Data excerpts —
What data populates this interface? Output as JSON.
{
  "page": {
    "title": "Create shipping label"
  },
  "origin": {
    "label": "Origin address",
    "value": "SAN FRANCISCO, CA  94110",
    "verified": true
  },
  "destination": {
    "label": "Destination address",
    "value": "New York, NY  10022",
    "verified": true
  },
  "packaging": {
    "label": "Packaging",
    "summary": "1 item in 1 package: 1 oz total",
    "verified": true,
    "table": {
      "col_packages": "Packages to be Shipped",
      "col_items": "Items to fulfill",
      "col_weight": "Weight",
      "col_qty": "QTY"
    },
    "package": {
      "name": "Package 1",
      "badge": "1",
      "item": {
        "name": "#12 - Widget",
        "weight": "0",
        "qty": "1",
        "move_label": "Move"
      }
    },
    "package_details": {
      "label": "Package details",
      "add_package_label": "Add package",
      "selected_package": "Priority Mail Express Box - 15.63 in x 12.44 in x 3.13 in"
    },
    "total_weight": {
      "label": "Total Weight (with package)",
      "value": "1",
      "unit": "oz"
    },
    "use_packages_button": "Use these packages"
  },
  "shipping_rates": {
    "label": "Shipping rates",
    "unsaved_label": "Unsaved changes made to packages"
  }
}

AIM —
Copy, from the material, each line that holds the string "value".

TASK RESPONSE —
    "value": "SAN FRANCISCO, CA  94110",
    "value": "New York, NY  10022",
      "value": "1",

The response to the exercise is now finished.